• ASSIGNED TASK
Exactly as they stand, the data below are to be printed again.

• Extracts from a graphics dataset
◇ ◇ ◇

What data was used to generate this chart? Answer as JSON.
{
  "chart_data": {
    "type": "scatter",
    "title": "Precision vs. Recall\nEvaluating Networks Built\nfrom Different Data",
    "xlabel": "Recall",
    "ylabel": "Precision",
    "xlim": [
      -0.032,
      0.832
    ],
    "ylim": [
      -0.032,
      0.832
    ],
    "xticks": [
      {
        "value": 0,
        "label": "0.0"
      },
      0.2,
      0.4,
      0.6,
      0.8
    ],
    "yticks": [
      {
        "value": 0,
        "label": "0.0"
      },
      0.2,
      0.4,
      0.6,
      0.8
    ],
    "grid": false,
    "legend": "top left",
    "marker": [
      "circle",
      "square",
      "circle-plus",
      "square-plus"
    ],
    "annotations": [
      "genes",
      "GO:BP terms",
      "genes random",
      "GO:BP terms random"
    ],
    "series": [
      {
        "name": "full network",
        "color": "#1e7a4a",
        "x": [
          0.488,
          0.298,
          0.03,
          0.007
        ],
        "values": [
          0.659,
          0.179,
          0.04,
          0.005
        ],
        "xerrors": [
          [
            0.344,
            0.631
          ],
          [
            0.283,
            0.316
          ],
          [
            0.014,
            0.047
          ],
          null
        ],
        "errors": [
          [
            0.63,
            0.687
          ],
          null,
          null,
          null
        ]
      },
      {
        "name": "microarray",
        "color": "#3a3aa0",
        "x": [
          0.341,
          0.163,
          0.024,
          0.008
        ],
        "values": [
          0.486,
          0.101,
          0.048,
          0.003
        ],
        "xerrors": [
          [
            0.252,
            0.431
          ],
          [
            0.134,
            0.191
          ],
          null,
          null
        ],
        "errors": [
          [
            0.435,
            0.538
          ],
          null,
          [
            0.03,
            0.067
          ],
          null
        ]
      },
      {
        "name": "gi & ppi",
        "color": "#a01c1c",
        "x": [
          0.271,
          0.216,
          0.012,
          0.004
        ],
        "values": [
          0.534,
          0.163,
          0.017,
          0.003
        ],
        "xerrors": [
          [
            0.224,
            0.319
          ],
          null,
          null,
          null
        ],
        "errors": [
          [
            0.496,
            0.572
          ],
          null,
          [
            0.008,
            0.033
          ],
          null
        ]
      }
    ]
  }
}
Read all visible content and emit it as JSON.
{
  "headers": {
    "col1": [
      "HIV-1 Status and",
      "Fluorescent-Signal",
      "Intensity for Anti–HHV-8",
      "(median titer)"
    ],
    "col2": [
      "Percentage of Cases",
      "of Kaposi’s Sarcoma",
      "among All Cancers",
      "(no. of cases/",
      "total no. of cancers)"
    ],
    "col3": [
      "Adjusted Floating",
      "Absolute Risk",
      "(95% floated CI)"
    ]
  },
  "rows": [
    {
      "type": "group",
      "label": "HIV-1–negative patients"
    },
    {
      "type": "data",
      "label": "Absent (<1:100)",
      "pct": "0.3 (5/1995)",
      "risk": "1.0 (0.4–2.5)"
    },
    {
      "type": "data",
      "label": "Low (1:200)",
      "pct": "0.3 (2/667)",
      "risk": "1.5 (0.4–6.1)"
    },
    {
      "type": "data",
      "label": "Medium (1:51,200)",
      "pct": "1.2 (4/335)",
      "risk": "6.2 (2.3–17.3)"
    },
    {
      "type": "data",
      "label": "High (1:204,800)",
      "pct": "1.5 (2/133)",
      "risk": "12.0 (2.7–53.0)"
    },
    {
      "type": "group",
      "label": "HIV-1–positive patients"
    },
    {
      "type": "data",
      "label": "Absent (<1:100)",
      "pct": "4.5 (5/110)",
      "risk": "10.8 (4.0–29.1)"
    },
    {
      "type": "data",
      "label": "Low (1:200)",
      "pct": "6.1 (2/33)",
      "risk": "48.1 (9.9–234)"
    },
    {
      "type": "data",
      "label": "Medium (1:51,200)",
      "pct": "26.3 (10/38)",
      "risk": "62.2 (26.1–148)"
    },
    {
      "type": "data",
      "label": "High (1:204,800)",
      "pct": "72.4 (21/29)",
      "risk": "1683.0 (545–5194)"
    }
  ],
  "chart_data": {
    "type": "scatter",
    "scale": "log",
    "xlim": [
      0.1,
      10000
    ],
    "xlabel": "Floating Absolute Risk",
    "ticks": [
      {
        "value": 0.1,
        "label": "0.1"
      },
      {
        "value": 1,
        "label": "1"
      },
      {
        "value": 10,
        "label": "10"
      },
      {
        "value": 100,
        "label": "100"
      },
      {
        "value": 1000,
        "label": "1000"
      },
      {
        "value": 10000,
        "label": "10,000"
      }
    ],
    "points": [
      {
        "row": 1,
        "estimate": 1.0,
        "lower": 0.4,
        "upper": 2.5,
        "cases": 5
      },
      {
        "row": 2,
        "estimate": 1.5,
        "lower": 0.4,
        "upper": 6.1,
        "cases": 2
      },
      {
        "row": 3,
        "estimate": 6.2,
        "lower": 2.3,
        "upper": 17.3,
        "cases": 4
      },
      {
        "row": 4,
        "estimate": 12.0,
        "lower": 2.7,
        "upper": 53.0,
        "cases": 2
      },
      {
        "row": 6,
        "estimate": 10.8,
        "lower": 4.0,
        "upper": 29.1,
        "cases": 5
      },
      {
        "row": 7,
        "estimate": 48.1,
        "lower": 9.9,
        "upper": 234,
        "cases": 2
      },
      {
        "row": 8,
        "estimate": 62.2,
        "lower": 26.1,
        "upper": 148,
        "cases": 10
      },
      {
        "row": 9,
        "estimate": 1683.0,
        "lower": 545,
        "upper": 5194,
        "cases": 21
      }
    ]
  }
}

◇ ◇ ◇

• EXERCISE SOLUTION
What data was used to generate this chart? Answer as JSON.
{
  "chart_data": {
    "type": "scatter",
    "title": "Precision vs. Recall\nEvaluating Networks Built\nfrom Different Data",
    "xlabel": "Recall",
    "ylabel": "Precision",
    "xlim": [
      -0.032,
      0.832
    ],
    "ylim": [
      -0.032,
      0.832
    ],
    "xticks": [
      {
        "value": 0,
        "label": "0.0"
      },
      0.2,
      0.4,
      0.6,
      0.8
    ],
    "yticks": [
      {
        "value": 0,
        "label": "0.0"
      },
      0.2,
      0.4,
      0.6,
      0.8
    ],
    "grid": false,
    "legend": "top left",
    "marker": [
      "circle",
      "square",
      "circle-plus",
      "square-plus"
    ],
    "annotations": [
      "genes",
      "GO:BP terms",
      "genes random",
      "GO:BP terms random"
    ],
    "series": [
      {
        "name": "full network",
        "color": "#1e7a4a",
        "x": [
          0.488,
          0.298,
          0.03,
          0.007
        ],
        "values": [
          0.659,
          0.179,
          0.04,
          0.005
        ],
        "xerrors": [
          [
            0.344,
            0.631
          ],
          [
            0.283,
            0.316
          ],
          [
            0.014,
            0.047
          ],
          null
        ],
        "errors": [
          [
            0.63,
            0.687
          ],
          null,
          null,
          null
        ]
      },
      {
        "name": "microarray",
        "color": "#3a3aa0",
        "x": [
          0.341,
          0.163,
          0.024,
          0.008
        ],
        "values": [
          0.486,
          0.101,
          0.048,
          0.003
        ],
        "xerrors": [
          [
            0.252,
            0.431
          ],
          [
            0.134,
            0.191
          ],
          null,
          null
        ],
        "errors": [
          [
            0.435,
            0.538
          ],
          null,
          [
            0.03,
            0.067
          ],
          null
        ]
      },
      {
        "name": "gi & ppi",
        "color": "#a01c1c",
        "x": [
          0.271,
          0.216,
          0.012,
          0.004
        ],
        "values": [
          0.534,
          0.163,
          0.017,
          0.003
        ],
        "xerrors": [
          [
            0.224,
            0.319
          ],
          null,
          null,
          null
        ],
        "errors": [
          [
            0.496,
            0.572
          ],
          null,
          [
            0.008,
            0.033
          ],
          null
        ]
      }
    ]
  }
}
Read all visible content and emit it as JSON.
{
  "headers": {
    "col1": [
      "HIV-1 Status and",
      "Fluorescent-Signal",
      "Intensity for Anti–HHV-8",
      "(median titer)"
    ],
    "col2": [
      "Percentage of Cases",
      "of Kaposi’s Sarcoma",
      "among All Cancers",
      "(no. of cases/",
      "total no. of cancers)"
    ],
    "col3": [
      "Adjusted Floating",
      "Absolute Risk",
      "(95% floated CI)"
    ]
  },
  "rows": [
    {
      "type": "group",
      "label": "HIV-1–negative patients"
    },
    {
      "type": "data",
      "label": "Absent (<1:100)",
      "pct": "0.3 (5/1995)",
      "risk": "1.0 (0.4–2.5)"
    },
    {
      "type": "data",
      "label": "Low (1:200)",
      "pct": "0.3 (2/667)",
      "risk": "1.5 (0.4–6.1)"
    },
    {
      "type": "data",
      "label": "Medium (1:51,200)",
      "pct": "1.2 (4/335)",
      "risk": "6.2 (2.3–17.3)"
    },
    {
      "type": "data",
      "label": "High (1:204,800)",
      "pct": "1.5 (2/133)",
      "risk": "12.0 (2.7–53.0)"
    },
    {
      "type": "group",
      "label": "HIV-1–positive patients"
    },
    {
      "type": "data",
      "label": "Absent (<1:100)",
      "pct": "4.5 (5/110)",
      "risk": "10.8 (4.0–29.1)"
    },
    {
      "type": "data",
      "label": "Low (1:200)",
      "pct": "6.1 (2/33)",
      "risk": "48.1 (9.9–234)"
    },
    {
      "type": "data",
      "label": "Medium (1:51,200)",
      "pct": "26.3 (10/38)",
      "risk": "62.2 (26.1–148)"
    },
    {
      "type": "data",
      "label": "High (1:204,800)",
      "pct": "72.4 (21/29)",
      "risk": "1683.0 (545–5194)"
    }
  ],
  "chart_data": {
    "type": "scatter",
    "scale": "log",
    "xlim": [
      0.1,
      10000
    ],
    "xlabel": "Floating Absolute Risk",
    "ticks": [
      {
        "value": 0.1,
        "label": "0.1"
      },
      {
        "value": 1,
        "label": "1"
      },
      {
        "value": 10,
        "label": "10"
      },
      {
        "value": 100,
        "label": "100"
      },
      {
        "value": 1000,
        "label": "1000"
      },
      {
        "value": 10000,
        "label": "10,000"
      }
    ],
    "points": [
      {
        "row": 1,
        "estimate": 1.0,
        "lower": 0.4,
        "upper": 2.5,
        "cases": 5
      },
      {
        "row": 2,
        "estimate": 1.5,
        "lower": 0.4,
        "upper": 6.1,
        "cases": 2
      },
      {
        "row": 3,
        "estimate": 6.2,
        "lower": 2.3,
        "upper": 17.3,
        "cases": 4
      },
      {
        "row": 4,
        "estimate": 12.0,
        "lower": 2.7,
        "upper": 53.0,
        "cases": 2
      },
      {
        "row": 6,
        "estimate": 10.8,
        "lower": 4.0,
        "upper": 29.1,
        "cases": 5
      },
      {
        "row": 7,
        "estimate": 48.1,
        "lower": 9.9,
        "upper": 234,
        "cases": 2
      },
      {
        "row": 8,
        "estimate": 62.2,
        "lower": 26.1,
        "upper": 148,
        "cases": 10
      },
      {
        "row": 9,
        "estimate": 1683.0,
        "lower": 545,
        "upper": 5194,
        "cases": 21
      }
    ]
  }
}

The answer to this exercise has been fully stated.